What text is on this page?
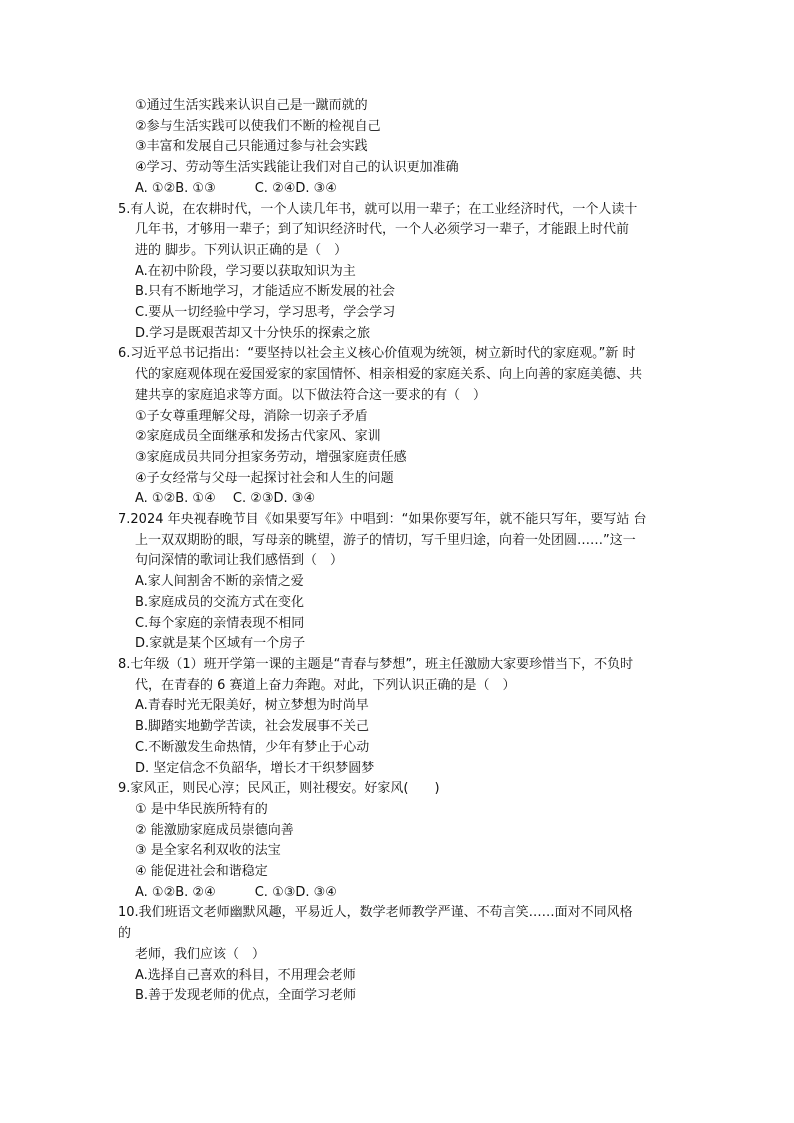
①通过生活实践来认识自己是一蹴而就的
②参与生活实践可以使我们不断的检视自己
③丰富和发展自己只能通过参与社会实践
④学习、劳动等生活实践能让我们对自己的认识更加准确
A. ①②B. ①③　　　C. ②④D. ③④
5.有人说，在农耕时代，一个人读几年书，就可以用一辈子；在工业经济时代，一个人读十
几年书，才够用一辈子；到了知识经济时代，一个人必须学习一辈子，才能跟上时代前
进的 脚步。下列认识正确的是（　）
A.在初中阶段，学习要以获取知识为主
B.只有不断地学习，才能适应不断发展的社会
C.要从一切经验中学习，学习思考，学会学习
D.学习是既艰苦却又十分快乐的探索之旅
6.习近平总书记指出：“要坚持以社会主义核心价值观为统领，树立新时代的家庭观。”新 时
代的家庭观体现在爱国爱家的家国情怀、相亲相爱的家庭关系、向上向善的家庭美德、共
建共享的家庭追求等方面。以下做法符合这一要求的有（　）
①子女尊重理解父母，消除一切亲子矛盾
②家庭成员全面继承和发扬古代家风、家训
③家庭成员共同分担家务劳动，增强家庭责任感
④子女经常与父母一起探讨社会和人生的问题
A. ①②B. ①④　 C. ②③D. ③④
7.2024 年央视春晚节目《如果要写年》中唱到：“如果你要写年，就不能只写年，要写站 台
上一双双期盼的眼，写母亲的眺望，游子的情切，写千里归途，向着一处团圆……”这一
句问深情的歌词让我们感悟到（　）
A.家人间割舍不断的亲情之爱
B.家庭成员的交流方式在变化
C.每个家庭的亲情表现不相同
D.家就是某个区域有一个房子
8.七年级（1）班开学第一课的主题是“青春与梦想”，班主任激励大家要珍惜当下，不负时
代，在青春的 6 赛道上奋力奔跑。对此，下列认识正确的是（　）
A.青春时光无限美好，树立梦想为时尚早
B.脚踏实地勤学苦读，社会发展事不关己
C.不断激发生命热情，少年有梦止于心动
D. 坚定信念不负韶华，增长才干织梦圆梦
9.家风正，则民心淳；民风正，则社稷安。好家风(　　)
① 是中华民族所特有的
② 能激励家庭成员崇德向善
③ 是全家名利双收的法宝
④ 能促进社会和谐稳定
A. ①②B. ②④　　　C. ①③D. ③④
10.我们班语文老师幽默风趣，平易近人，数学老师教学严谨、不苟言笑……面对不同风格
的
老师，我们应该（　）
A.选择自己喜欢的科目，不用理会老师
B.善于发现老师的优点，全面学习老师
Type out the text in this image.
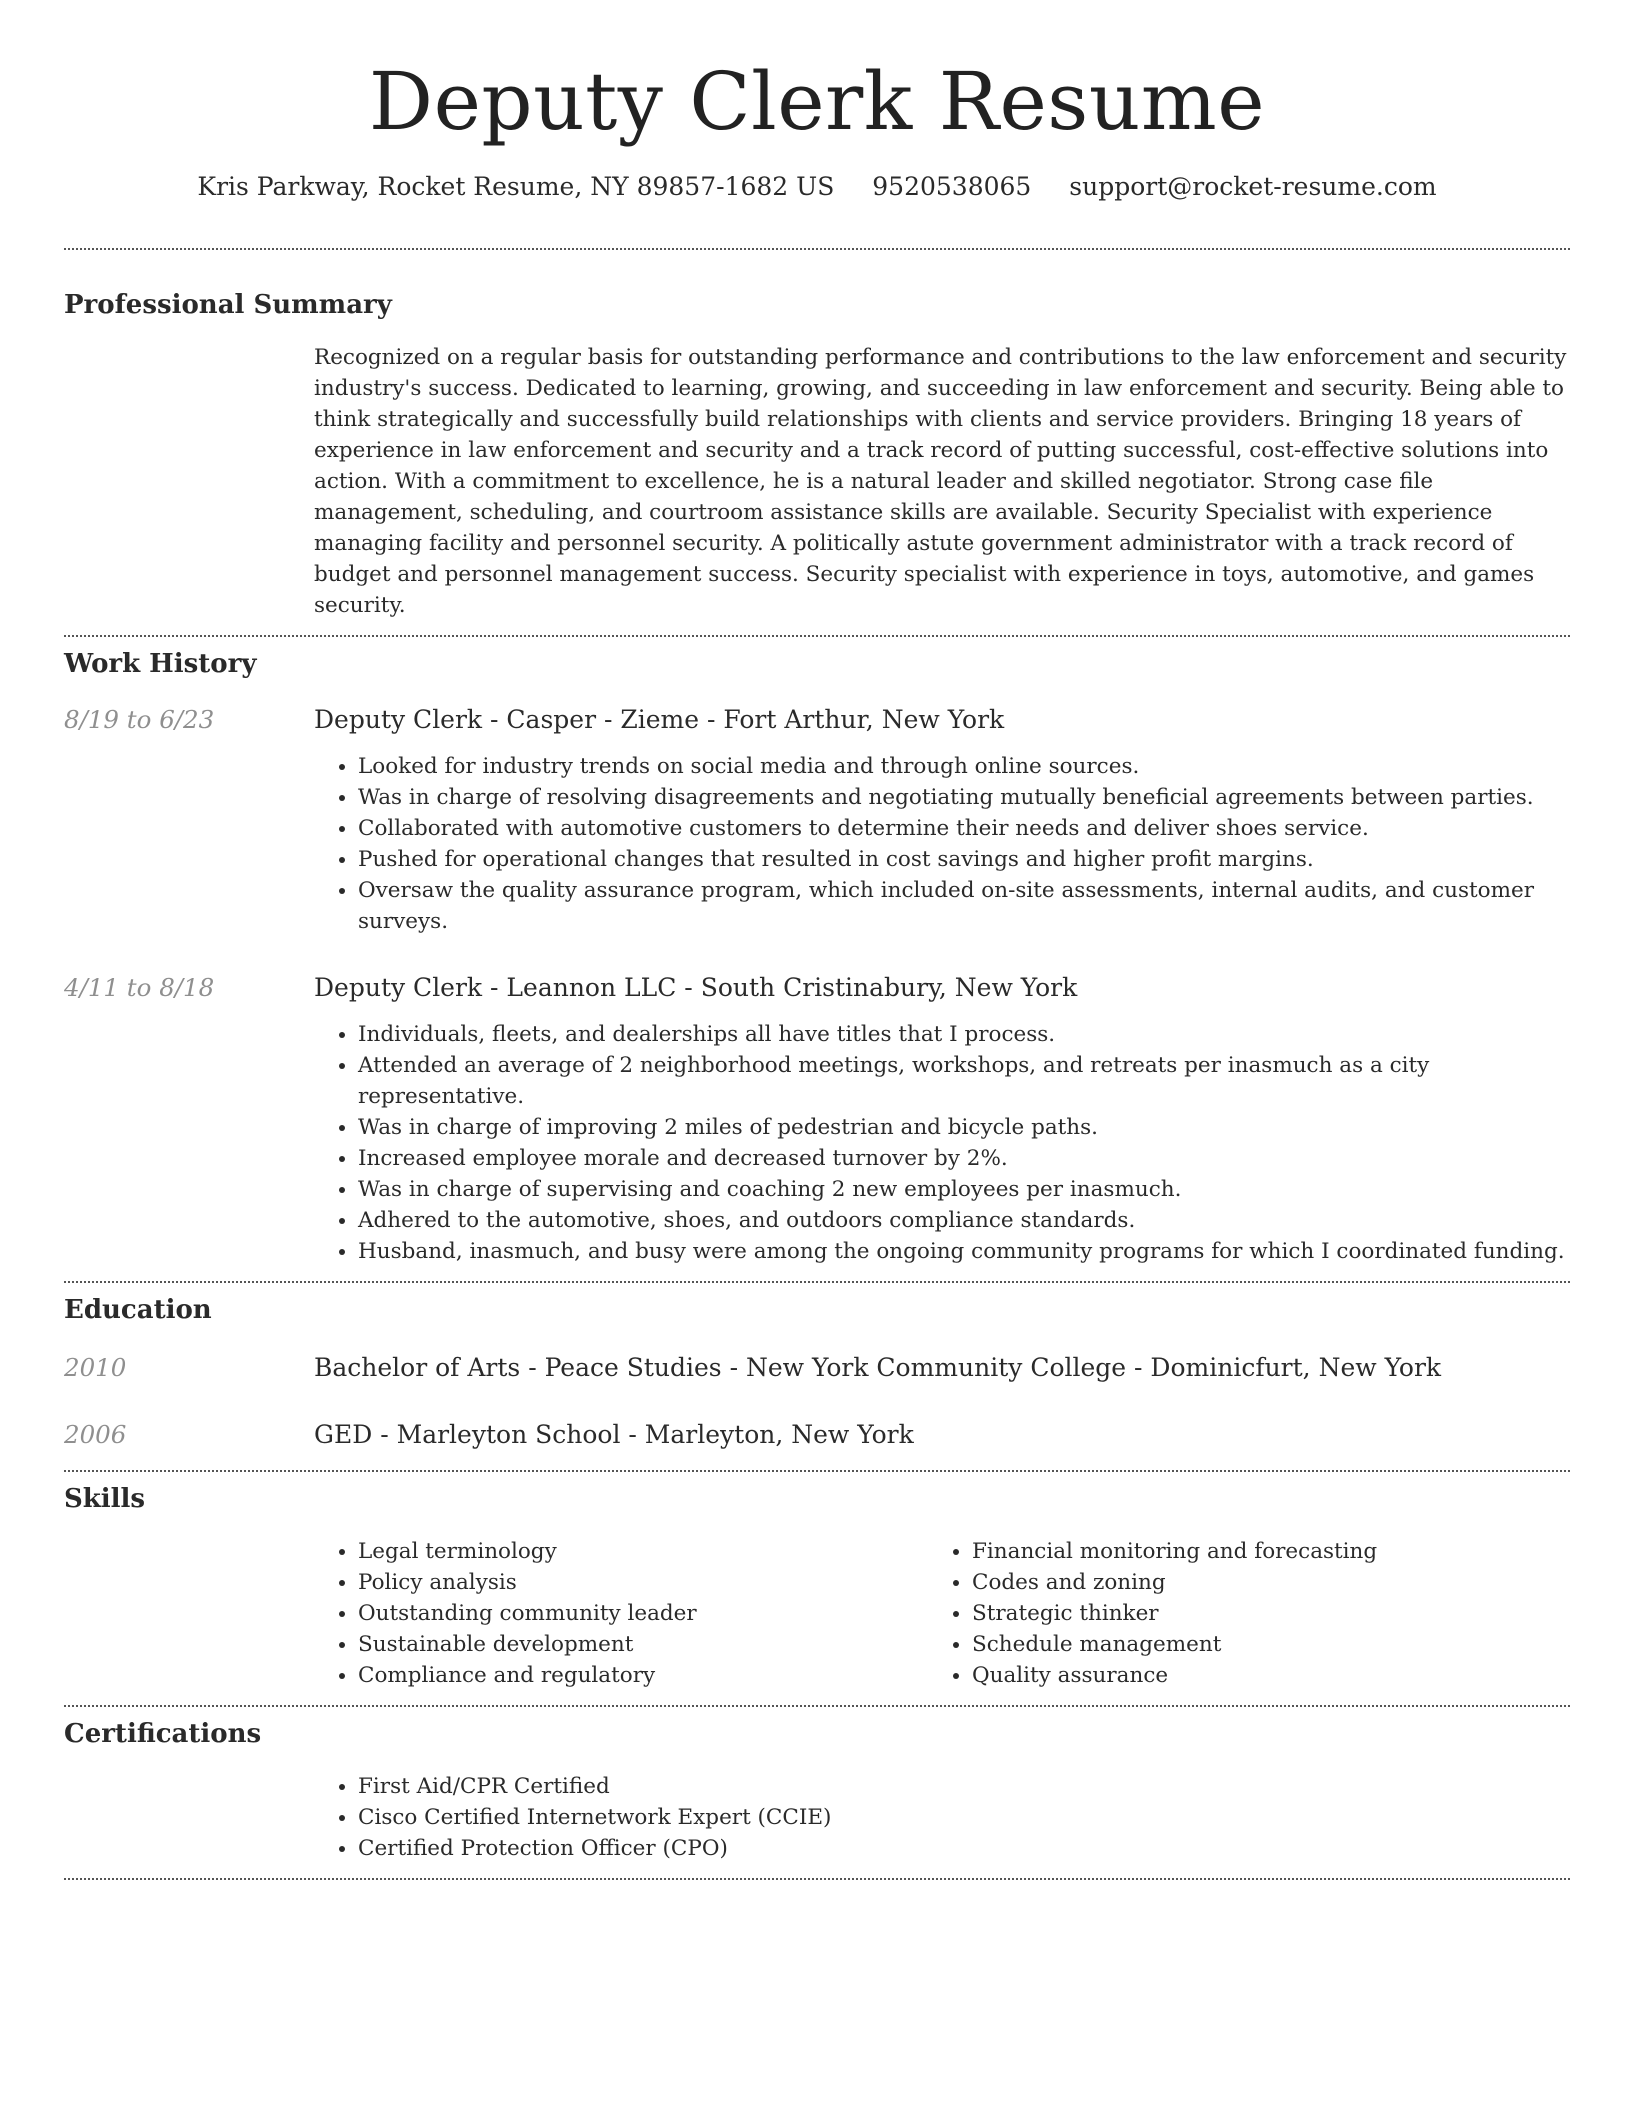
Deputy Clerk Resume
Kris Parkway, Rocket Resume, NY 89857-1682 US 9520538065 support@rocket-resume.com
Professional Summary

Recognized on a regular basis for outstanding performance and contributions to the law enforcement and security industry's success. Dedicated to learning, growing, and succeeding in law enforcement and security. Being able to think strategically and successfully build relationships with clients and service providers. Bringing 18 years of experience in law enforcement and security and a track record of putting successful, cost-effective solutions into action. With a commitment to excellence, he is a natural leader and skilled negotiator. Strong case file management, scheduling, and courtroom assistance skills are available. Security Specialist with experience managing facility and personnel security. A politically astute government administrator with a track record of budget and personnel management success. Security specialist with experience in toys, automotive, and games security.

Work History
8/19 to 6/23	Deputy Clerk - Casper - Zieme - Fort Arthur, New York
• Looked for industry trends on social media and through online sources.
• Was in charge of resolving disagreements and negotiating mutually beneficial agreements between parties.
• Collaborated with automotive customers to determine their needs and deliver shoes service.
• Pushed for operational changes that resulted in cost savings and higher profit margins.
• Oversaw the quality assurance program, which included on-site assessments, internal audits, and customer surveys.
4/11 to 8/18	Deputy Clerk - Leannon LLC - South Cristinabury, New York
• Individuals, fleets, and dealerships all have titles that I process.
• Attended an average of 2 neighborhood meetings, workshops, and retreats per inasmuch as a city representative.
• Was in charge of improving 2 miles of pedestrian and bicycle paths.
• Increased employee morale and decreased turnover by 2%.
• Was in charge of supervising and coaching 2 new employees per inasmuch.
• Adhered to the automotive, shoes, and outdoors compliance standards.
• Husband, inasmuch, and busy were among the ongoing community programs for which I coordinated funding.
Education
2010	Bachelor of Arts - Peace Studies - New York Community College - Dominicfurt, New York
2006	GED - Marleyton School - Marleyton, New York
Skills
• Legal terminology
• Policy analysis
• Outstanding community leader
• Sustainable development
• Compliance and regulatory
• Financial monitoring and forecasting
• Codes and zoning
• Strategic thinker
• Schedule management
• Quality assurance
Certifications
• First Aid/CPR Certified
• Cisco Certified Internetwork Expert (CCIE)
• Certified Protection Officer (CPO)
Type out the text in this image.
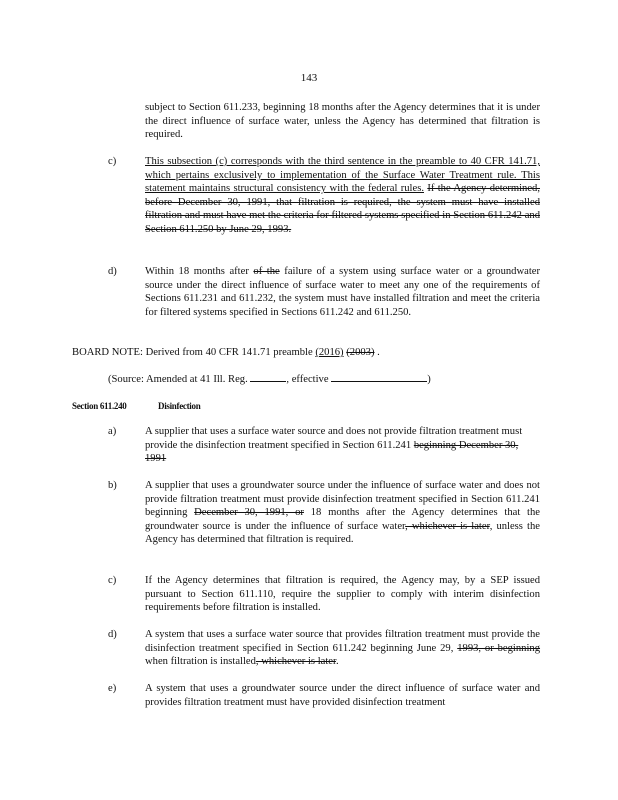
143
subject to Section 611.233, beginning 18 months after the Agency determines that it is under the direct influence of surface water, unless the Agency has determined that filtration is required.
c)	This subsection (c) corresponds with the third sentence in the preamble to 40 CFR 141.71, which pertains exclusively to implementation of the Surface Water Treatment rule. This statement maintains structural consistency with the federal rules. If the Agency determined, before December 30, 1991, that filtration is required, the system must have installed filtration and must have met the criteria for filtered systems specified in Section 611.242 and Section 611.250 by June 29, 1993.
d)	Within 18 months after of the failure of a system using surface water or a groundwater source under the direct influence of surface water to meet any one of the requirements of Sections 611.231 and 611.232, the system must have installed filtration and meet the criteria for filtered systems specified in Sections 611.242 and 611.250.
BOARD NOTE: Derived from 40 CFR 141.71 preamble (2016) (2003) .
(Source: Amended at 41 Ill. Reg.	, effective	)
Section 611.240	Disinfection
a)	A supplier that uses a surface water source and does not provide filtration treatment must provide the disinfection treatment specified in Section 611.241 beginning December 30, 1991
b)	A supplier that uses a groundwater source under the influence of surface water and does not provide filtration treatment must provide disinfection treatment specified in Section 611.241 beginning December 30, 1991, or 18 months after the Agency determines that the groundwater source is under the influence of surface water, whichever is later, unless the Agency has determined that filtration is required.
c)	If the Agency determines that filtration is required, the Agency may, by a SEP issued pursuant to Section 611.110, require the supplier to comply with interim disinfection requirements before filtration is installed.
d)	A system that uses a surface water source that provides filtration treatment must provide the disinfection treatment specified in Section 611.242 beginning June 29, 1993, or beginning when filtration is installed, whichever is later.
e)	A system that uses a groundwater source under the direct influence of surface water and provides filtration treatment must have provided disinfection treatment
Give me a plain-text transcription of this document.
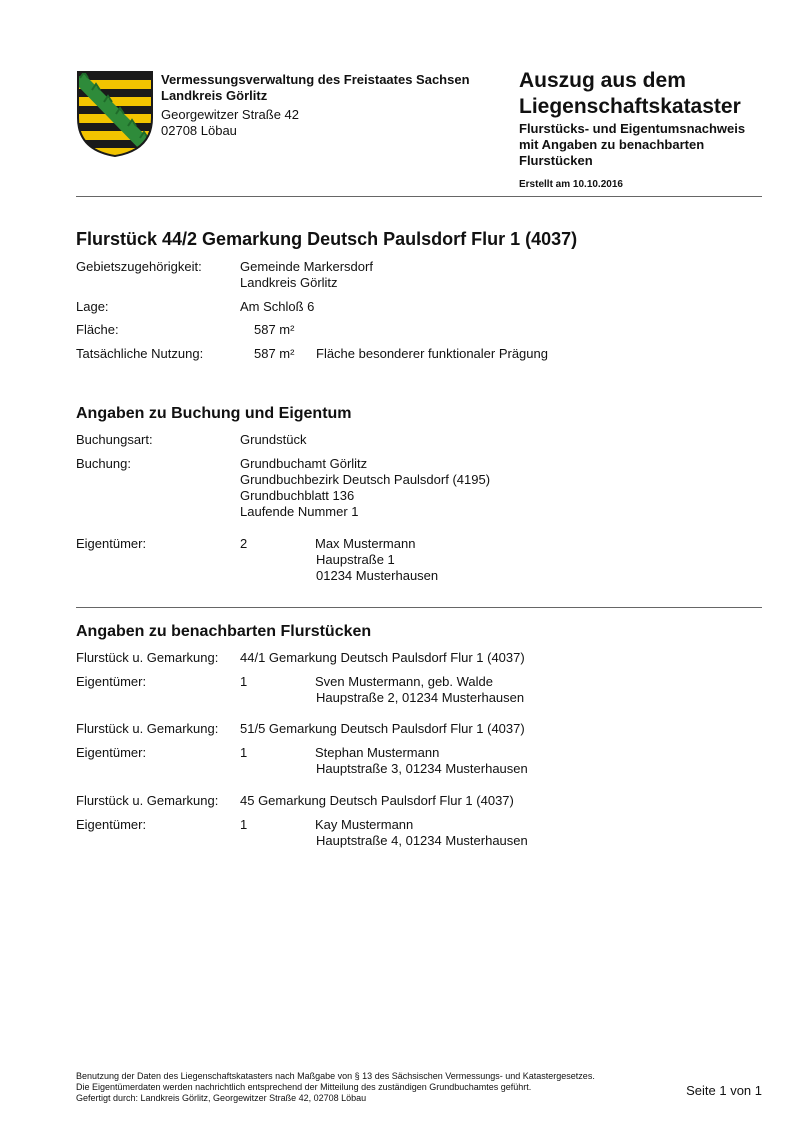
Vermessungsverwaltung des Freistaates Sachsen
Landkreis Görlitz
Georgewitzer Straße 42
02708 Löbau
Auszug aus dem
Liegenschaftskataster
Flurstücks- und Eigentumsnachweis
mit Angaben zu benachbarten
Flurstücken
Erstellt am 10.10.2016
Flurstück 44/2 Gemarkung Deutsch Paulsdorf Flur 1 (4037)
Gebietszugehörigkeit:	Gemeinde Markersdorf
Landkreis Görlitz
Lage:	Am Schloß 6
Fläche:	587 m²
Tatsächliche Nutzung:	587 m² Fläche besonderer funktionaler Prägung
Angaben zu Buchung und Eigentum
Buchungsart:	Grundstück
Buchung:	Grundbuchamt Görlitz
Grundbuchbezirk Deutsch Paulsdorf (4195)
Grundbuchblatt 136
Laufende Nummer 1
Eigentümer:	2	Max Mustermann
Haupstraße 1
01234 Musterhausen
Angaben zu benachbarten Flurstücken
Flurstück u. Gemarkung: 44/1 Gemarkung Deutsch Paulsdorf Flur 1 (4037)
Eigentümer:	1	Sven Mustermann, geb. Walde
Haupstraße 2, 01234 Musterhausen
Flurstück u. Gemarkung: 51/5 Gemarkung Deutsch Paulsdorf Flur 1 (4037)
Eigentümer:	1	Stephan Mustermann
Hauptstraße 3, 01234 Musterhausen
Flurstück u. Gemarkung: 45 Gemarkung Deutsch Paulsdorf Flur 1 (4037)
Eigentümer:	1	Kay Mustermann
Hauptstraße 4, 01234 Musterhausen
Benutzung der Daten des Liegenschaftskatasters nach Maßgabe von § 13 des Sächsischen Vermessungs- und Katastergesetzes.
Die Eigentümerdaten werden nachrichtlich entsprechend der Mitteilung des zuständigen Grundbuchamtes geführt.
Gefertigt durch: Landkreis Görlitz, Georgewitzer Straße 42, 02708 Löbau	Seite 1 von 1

—————

## Work to do
Read the entries above, then pull out the lines that include "Flurstücken".

## Problem solution
Flurstücken
Angaben zu benachbarten Flurstücken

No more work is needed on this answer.